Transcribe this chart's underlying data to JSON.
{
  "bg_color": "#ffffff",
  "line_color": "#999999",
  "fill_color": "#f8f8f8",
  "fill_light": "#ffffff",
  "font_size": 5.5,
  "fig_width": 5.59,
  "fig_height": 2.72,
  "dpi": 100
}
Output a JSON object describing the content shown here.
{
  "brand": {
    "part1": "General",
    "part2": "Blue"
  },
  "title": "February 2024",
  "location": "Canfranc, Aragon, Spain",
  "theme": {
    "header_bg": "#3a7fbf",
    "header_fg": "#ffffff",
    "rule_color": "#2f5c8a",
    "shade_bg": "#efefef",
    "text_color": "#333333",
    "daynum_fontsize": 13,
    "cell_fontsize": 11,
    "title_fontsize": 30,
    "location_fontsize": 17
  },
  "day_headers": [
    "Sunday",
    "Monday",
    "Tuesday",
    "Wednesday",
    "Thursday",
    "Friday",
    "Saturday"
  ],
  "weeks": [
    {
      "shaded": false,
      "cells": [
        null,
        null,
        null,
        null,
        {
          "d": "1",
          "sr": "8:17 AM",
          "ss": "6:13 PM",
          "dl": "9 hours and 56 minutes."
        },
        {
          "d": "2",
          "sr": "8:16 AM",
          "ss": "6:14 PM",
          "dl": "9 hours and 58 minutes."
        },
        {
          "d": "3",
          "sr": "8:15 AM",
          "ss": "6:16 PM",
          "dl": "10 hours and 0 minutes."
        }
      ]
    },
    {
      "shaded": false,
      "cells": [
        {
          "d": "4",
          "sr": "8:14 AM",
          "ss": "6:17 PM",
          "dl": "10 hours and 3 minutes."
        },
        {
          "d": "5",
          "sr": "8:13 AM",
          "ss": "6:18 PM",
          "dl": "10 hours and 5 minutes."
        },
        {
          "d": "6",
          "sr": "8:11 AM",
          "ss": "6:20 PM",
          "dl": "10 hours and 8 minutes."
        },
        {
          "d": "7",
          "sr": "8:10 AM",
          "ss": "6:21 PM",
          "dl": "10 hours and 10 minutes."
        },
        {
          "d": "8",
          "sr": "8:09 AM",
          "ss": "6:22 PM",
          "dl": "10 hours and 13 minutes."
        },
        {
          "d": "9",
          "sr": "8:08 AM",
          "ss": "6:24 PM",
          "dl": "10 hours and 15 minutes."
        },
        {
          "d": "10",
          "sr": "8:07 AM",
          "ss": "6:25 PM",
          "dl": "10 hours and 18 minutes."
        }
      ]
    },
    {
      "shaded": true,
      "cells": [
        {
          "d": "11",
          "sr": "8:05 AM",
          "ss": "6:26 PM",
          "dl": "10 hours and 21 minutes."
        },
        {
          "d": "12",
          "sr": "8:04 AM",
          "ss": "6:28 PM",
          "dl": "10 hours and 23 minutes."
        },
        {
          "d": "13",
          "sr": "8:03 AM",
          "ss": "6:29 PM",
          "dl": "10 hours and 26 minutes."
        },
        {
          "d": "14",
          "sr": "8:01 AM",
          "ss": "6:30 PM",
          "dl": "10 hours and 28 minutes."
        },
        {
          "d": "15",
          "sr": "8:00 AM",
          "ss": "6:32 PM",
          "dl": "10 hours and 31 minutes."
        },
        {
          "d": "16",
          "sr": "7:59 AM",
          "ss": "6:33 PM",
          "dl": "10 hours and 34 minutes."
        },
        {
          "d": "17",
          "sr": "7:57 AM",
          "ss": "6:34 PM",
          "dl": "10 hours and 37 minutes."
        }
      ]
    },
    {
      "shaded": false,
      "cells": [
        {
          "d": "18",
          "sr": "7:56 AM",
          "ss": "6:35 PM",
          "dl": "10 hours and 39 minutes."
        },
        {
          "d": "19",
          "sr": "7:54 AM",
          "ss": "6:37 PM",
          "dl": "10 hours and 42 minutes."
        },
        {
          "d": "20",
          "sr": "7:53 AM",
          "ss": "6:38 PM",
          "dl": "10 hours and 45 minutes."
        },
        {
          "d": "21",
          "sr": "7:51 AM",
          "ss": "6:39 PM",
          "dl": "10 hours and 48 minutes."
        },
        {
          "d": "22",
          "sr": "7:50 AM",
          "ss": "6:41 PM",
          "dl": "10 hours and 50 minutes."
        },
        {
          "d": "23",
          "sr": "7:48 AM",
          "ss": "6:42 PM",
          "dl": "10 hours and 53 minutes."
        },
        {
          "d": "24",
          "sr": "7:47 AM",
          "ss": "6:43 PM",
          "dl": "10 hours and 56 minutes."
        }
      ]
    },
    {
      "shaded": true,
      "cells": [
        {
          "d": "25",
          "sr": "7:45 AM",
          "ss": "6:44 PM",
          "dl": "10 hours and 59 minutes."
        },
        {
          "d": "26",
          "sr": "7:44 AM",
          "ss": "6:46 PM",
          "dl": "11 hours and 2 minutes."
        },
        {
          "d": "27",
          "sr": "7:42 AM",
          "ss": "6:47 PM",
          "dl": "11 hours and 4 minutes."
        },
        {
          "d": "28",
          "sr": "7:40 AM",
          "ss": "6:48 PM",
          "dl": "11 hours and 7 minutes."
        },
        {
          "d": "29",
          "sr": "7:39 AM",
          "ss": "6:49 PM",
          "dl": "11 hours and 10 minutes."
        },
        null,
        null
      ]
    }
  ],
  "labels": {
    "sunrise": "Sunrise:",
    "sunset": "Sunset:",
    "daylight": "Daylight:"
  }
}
===============
*WHAT NEEDS TO BE DONE*
Exactly reproduce every record.

*EXERCISE OUTPUT*
Transcribe this chart's underlying data to JSON.
{
  "bg_color": "#ffffff",
  "line_color": "#999999",
  "fill_color": "#f8f8f8",
  "fill_light": "#ffffff",
  "font_size": 5.5,
  "fig_width": 5.59,
  "fig_height": 2.72,
  "dpi": 100
}
Output a JSON object describing the content shown here.
{
  "brand": {
    "part1": "General",
    "part2": "Blue"
  },
  "title": "February 2024",
  "location": "Canfranc, Aragon, Spain",
  "theme": {
    "header_bg": "#3a7fbf",
    "header_fg": "#ffffff",
    "rule_color": "#2f5c8a",
    "shade_bg": "#efefef",
    "text_color": "#333333",
    "daynum_fontsize": 13,
    "cell_fontsize": 11,
    "title_fontsize": 30,
    "location_fontsize": 17
  },
  "day_headers": [
    "Sunday",
    "Monday",
    "Tuesday",
    "Wednesday",
    "Thursday",
    "Friday",
    "Saturday"
  ],
  "weeks": [
    {
      "shaded": false,
      "cells": [
        null,
        null,
        null,
        null,
        {
          "d": "1",
          "sr": "8:17 AM",
          "ss": "6:13 PM",
          "dl": "9 hours and 56 minutes."
        },
        {
          "d": "2",
          "sr": "8:16 AM",
          "ss": "6:14 PM",
          "dl": "9 hours and 58 minutes."
        },
        {
          "d": "3",
          "sr": "8:15 AM",
          "ss": "6:16 PM",
          "dl": "10 hours and 0 minutes."
        }
      ]
    },
    {
      "shaded": false,
      "cells": [
        {
          "d": "4",
          "sr": "8:14 AM",
          "ss": "6:17 PM",
          "dl": "10 hours and 3 minutes."
        },
        {
          "d": "5",
          "sr": "8:13 AM",
          "ss": "6:18 PM",
          "dl": "10 hours and 5 minutes."
        },
        {
          "d": "6",
          "sr": "8:11 AM",
          "ss": "6:20 PM",
          "dl": "10 hours and 8 minutes."
        },
        {
          "d": "7",
          "sr": "8:10 AM",
          "ss": "6:21 PM",
          "dl": "10 hours and 10 minutes."
        },
        {
          "d": "8",
          "sr": "8:09 AM",
          "ss": "6:22 PM",
          "dl": "10 hours and 13 minutes."
        },
        {
          "d": "9",
          "sr": "8:08 AM",
          "ss": "6:24 PM",
          "dl": "10 hours and 15 minutes."
        },
        {
          "d": "10",
          "sr": "8:07 AM",
          "ss": "6:25 PM",
          "dl": "10 hours and 18 minutes."
        }
      ]
    },
    {
      "shaded": true,
      "cells": [
        {
          "d": "11",
          "sr": "8:05 AM",
          "ss": "6:26 PM",
          "dl": "10 hours and 21 minutes."
        },
        {
          "d": "12",
          "sr": "8:04 AM",
          "ss": "6:28 PM",
          "dl": "10 hours and 23 minutes."
        },
        {
          "d": "13",
          "sr": "8:03 AM",
          "ss": "6:29 PM",
          "dl": "10 hours and 26 minutes."
        },
        {
          "d": "14",
          "sr": "8:01 AM",
          "ss": "6:30 PM",
          "dl": "10 hours and 28 minutes."
        },
        {
          "d": "15",
          "sr": "8:00 AM",
          "ss": "6:32 PM",
          "dl": "10 hours and 31 minutes."
        },
        {
          "d": "16",
          "sr": "7:59 AM",
          "ss": "6:33 PM",
          "dl": "10 hours and 34 minutes."
        },
        {
          "d": "17",
          "sr": "7:57 AM",
          "ss": "6:34 PM",
          "dl": "10 hours and 37 minutes."
        }
      ]
    },
    {
      "shaded": false,
      "cells": [
        {
          "d": "18",
          "sr": "7:56 AM",
          "ss": "6:35 PM",
          "dl": "10 hours and 39 minutes."
        },
        {
          "d": "19",
          "sr": "7:54 AM",
          "ss": "6:37 PM",
          "dl": "10 hours and 42 minutes."
        },
        {
          "d": "20",
          "sr": "7:53 AM",
          "ss": "6:38 PM",
          "dl": "10 hours and 45 minutes."
        },
        {
          "d": "21",
          "sr": "7:51 AM",
          "ss": "6:39 PM",
          "dl": "10 hours and 48 minutes."
        },
        {
          "d": "22",
          "sr": "7:50 AM",
          "ss": "6:41 PM",
          "dl": "10 hours and 50 minutes."
        },
        {
          "d": "23",
          "sr": "7:48 AM",
          "ss": "6:42 PM",
          "dl": "10 hours and 53 minutes."
        },
        {
          "d": "24",
          "sr": "7:47 AM",
          "ss": "6:43 PM",
          "dl": "10 hours and 56 minutes."
        }
      ]
    },
    {
      "shaded": true,
      "cells": [
        {
          "d": "25",
          "sr": "7:45 AM",
          "ss": "6:44 PM",
          "dl": "10 hours and 59 minutes."
        },
        {
          "d": "26",
          "sr": "7:44 AM",
          "ss": "6:46 PM",
          "dl": "11 hours and 2 minutes."
        },
        {
          "d": "27",
          "sr": "7:42 AM",
          "ss": "6:47 PM",
          "dl": "11 hours and 4 minutes."
        },
        {
          "d": "28",
          "sr": "7:40 AM",
          "ss": "6:48 PM",
          "dl": "11 hours and 7 minutes."
        },
        {
          "d": "29",
          "sr": "7:39 AM",
          "ss": "6:49 PM",
          "dl": "11 hours and 10 minutes."
        },
        null,
        null
      ]
    }
  ],
  "labels": {
    "sunrise": "Sunrise:",
    "sunset": "Sunset:",
    "daylight": "Daylight:"
  }
}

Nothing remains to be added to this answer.